Description of the task>
Pick out each line in these entries that contains the string "stores".

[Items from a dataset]
>>>>
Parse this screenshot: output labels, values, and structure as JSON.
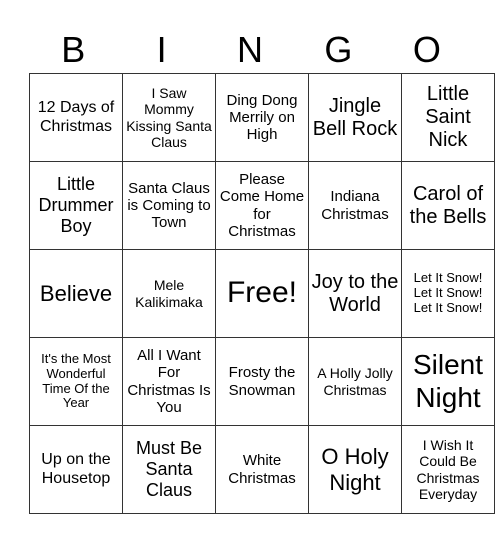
{
  "header": [
    "B",
    "I",
    "N",
    "G",
    "O"
  ],
  "rows": [
    [
      "12 Days of Christmas",
      "I Saw Mommy Kissing Santa Claus",
      "Ding Dong Merrily on High",
      "Jingle Bell Rock",
      "Little Saint Nick"
    ],
    [
      "Little Drummer Boy",
      "Santa Claus is Coming to Town",
      "Please Come Home for Christmas",
      "Indiana Christmas",
      "Carol of the Bells"
    ],
    [
      "Believe",
      "Mele Kalikimaka",
      "Free!",
      "Joy to the World",
      "Let It Snow! Let It Snow! Let It Snow!"
    ],
    [
      "It's the Most Wonderful Time Of the Year",
      "All I Want For Christmas Is You",
      "Frosty the Snowman",
      "A Holly Jolly Christmas",
      "Silent Night"
    ],
    [
      "Up on the Housetop",
      "Must Be Santa Claus",
      "White Christmas",
      "O Holy Night",
      "I Wish It Could Be Christmas Everyday"
    ]
  ]
}
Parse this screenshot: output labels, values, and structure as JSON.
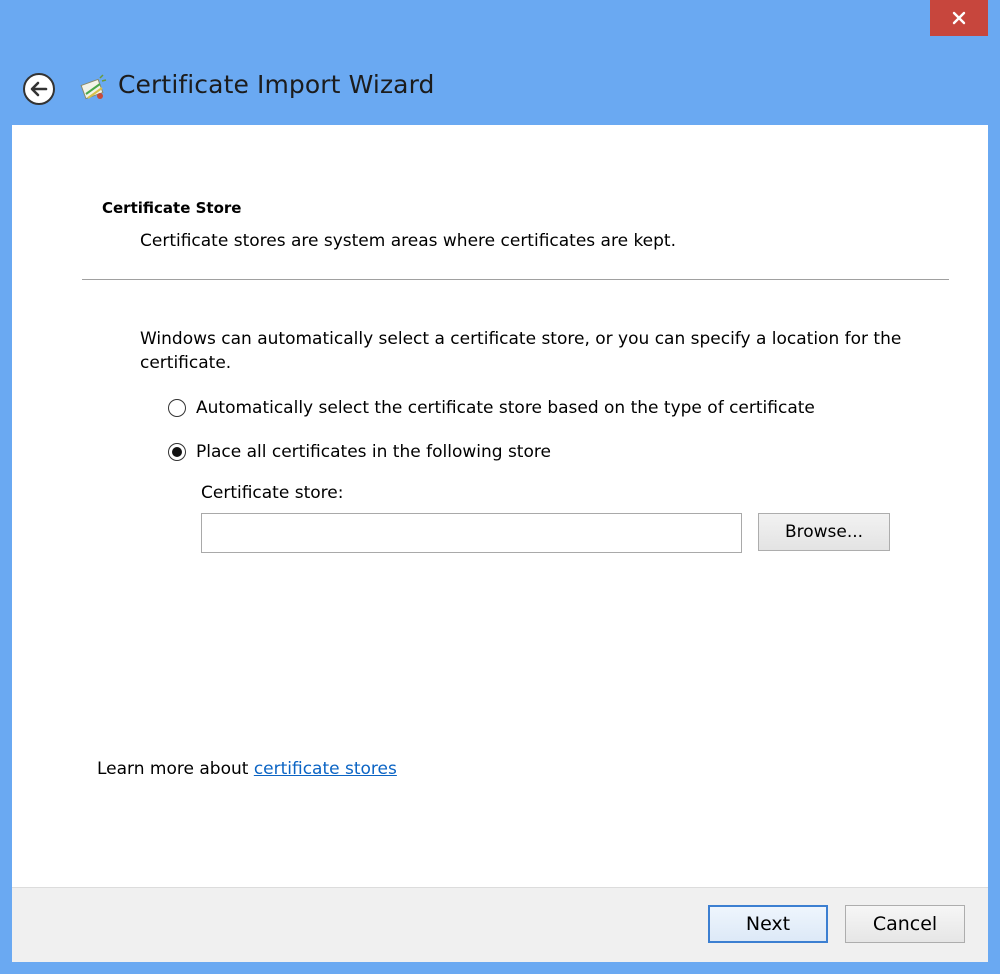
{
  "window": {
    "title": "Certificate Import Wizard",
    "accent_color": "#6aa9f2",
    "close_color": "#c7463d"
  },
  "icons": {
    "close": "close-icon",
    "back": "back-arrow-icon",
    "wizard": "certificate-wizard-icon"
  },
  "header": {
    "heading": "Certificate Store",
    "subtitle": "Certificate stores are system areas where certificates are kept."
  },
  "body": {
    "intro": "Windows can automatically select a certificate store, or you can specify a location for the certificate.",
    "options": [
      {
        "label": "Automatically select the certificate store based on the type of certificate",
        "selected": false
      },
      {
        "label": "Place all certificates in the following store",
        "selected": true
      }
    ],
    "store_label": "Certificate store:",
    "store_value": "",
    "browse_label": "Browse..."
  },
  "learn_more": {
    "prefix": "Learn more about ",
    "link_text": "certificate stores"
  },
  "footer": {
    "next_label": "Next",
    "cancel_label": "Cancel"
  }
}
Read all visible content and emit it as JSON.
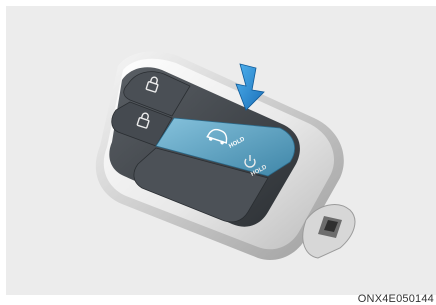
{
  "figure": {
    "caption_code": "ONX4E050144",
    "button_labels": {
      "lock": "",
      "unlock": "",
      "remote_start": "HOLD",
      "trunk": "HOLD"
    },
    "highlighted_button": "remote_start",
    "colors": {
      "background": "#ececec",
      "fob_body": "#f4f4f4",
      "button_panel": "#3a3f44",
      "highlight": "#5aa6c8",
      "arrow": "#2a8ad2"
    },
    "icons": [
      "lock-icon",
      "unlock-icon",
      "remote-start-car-icon",
      "power-icon",
      "down-arrow-icon"
    ]
  }
}
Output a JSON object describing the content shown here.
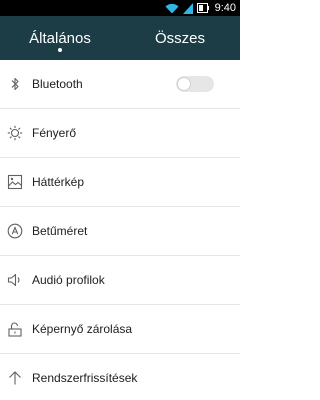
{
  "status_bar": {
    "time": "9:40",
    "icons": [
      "wifi-icon",
      "signal-icon",
      "battery-icon"
    ]
  },
  "tabs": [
    {
      "label": "Általános",
      "active": true
    },
    {
      "label": "Összes",
      "active": false
    }
  ],
  "settings": [
    {
      "label": "Bluetooth",
      "icon": "bluetooth-icon",
      "toggle": false
    },
    {
      "label": "Fényerő",
      "icon": "brightness-icon"
    },
    {
      "label": "Háttérkép",
      "icon": "wallpaper-icon"
    },
    {
      "label": "Betűméret",
      "icon": "font-size-icon"
    },
    {
      "label": "Audió profilok",
      "icon": "speaker-icon"
    },
    {
      "label": "Képernyő zárolása",
      "icon": "lock-icon"
    },
    {
      "label": "Rendszerfrissítések",
      "icon": "arrow-up-icon"
    }
  ],
  "colors": {
    "header": "#1c3d45",
    "statusbar": "#000000",
    "wifi": "#31b6e7",
    "text": "#202020",
    "divider": "#e6e6e6"
  }
}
<<<<
Full response>
    "subtitle": "Certificate stores are system areas where certificates are kept."
    "link_text": "certificate stores"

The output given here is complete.